● What the exercise asks
Select each line where the word "mobile" appears.

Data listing
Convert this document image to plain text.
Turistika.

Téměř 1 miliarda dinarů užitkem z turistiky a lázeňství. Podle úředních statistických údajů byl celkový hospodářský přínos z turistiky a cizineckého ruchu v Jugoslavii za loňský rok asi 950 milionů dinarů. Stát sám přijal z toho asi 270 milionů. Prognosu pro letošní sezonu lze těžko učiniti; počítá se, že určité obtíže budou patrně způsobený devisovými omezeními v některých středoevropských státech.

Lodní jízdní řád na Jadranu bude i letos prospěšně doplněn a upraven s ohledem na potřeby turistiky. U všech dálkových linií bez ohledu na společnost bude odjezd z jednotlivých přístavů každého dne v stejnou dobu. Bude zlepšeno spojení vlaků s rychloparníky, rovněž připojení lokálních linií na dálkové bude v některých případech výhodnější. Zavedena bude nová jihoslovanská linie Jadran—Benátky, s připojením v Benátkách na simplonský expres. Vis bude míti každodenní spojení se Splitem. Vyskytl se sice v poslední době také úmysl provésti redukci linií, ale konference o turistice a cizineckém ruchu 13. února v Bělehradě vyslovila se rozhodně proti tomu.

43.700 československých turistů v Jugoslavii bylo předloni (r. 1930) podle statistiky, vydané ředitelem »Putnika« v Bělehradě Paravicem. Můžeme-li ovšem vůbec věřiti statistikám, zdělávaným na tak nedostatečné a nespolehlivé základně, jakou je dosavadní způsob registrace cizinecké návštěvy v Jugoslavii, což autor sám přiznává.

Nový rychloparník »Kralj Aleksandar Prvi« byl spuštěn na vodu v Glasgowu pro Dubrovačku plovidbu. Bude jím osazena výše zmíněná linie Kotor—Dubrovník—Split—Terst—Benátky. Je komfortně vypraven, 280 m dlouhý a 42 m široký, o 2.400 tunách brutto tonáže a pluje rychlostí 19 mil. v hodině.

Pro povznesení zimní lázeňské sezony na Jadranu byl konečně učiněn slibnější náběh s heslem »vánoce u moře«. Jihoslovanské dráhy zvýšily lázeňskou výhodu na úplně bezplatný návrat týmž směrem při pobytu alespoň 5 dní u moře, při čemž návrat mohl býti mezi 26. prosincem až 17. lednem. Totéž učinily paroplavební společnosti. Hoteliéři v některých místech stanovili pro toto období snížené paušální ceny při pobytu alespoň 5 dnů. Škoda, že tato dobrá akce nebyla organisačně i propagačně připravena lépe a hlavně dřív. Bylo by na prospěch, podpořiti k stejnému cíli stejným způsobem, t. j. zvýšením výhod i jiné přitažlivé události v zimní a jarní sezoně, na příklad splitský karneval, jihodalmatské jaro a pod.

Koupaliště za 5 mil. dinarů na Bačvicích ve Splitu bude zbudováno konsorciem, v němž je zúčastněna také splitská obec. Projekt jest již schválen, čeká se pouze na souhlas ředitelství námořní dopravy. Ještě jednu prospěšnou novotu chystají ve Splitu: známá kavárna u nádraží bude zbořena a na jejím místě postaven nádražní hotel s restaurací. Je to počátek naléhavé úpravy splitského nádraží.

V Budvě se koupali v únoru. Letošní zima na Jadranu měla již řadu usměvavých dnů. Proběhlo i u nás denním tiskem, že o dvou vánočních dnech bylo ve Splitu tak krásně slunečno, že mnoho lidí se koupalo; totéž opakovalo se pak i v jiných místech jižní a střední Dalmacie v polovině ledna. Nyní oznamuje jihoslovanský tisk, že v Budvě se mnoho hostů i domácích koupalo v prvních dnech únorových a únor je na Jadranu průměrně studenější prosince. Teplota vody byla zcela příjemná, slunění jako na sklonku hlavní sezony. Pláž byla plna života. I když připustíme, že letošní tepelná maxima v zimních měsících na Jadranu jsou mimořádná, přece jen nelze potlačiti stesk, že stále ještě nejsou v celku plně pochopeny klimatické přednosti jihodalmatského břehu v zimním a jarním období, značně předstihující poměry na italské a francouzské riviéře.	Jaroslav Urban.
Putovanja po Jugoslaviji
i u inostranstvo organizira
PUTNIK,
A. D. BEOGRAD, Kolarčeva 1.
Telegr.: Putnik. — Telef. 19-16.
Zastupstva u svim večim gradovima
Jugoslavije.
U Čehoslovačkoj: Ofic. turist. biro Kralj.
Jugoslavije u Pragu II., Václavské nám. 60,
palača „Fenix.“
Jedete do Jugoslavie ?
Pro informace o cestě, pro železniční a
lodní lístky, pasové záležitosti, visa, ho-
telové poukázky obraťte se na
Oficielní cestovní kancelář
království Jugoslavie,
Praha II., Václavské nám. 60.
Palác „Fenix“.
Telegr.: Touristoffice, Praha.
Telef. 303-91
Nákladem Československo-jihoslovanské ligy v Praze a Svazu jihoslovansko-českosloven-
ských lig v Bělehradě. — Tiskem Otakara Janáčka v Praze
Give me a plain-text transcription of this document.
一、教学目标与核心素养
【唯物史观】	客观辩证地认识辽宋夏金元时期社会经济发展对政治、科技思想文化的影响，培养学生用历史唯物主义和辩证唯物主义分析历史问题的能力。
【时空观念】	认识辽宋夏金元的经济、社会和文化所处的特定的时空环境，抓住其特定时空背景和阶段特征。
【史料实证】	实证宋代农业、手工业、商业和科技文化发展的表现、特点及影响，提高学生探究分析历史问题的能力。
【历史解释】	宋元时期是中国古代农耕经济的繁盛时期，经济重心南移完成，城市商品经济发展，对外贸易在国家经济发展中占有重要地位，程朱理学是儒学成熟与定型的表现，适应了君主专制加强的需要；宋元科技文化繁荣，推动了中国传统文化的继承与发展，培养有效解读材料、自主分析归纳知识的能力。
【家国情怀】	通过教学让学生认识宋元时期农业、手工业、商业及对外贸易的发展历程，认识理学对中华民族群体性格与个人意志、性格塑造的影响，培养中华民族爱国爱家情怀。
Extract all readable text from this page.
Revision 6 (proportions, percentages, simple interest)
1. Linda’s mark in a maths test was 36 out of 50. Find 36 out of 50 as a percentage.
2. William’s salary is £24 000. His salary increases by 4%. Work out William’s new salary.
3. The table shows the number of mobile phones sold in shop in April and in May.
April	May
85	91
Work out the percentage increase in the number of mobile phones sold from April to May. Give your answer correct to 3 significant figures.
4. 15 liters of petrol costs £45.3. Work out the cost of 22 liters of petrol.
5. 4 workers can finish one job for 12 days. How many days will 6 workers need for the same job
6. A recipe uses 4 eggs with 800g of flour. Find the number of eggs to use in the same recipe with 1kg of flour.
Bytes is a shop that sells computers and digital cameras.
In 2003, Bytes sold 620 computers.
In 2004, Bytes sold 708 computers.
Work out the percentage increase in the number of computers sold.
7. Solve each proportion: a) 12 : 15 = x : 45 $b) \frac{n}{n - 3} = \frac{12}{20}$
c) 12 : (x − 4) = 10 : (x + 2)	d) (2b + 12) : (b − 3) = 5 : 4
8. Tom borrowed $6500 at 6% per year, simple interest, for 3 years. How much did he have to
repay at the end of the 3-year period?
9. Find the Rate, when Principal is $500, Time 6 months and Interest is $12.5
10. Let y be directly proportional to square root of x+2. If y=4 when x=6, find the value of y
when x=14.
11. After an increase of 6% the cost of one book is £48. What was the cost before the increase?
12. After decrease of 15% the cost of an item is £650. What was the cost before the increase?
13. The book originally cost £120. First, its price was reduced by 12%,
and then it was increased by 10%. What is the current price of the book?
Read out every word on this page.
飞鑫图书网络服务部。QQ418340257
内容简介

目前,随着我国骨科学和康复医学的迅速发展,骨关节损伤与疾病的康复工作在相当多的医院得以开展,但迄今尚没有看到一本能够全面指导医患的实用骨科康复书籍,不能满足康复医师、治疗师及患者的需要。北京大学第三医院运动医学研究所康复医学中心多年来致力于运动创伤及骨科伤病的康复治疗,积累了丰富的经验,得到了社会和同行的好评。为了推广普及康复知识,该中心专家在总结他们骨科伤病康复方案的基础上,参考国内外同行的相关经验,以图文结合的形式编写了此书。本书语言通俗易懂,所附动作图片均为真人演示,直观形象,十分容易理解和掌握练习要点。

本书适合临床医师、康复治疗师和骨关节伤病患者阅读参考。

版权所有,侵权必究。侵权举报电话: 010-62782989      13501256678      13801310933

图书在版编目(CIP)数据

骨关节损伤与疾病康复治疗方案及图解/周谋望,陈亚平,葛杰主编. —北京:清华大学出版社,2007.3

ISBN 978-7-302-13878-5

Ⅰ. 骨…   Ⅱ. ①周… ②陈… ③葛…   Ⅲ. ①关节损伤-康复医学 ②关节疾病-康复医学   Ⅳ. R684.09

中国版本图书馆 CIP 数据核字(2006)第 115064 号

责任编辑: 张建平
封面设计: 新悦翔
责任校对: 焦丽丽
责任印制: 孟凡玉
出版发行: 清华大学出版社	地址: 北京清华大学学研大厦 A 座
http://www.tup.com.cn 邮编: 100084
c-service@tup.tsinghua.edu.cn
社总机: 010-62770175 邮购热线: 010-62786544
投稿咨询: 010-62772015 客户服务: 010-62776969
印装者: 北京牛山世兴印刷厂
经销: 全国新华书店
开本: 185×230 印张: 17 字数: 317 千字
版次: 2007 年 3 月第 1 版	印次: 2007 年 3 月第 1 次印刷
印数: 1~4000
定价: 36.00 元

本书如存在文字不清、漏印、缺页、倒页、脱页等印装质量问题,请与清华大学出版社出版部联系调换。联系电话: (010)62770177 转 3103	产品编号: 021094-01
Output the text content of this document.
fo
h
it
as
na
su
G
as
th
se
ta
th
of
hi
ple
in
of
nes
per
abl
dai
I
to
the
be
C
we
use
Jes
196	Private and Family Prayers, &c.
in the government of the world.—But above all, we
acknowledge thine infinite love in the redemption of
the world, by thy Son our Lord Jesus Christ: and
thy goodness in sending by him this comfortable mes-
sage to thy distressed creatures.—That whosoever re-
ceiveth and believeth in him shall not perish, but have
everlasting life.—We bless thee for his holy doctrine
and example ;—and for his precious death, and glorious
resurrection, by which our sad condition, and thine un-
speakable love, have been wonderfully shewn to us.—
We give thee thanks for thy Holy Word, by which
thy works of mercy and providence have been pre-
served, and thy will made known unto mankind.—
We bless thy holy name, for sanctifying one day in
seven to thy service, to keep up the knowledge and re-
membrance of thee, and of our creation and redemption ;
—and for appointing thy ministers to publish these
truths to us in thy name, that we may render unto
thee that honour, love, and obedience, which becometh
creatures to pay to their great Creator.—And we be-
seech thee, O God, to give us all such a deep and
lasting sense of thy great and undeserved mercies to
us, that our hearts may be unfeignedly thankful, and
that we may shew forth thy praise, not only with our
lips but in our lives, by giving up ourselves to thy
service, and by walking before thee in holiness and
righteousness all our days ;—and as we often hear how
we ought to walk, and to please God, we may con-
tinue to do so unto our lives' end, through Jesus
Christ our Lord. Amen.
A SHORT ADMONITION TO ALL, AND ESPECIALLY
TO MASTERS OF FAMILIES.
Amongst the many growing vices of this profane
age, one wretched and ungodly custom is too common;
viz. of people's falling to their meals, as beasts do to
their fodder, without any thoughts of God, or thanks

● Solution for this task
3. The table shows the number of mobile phones sold in shop in April and in May.
Work out the percentage increase in the number of mobile phones sold from April to May. Give your answer correct to 3 significant figures.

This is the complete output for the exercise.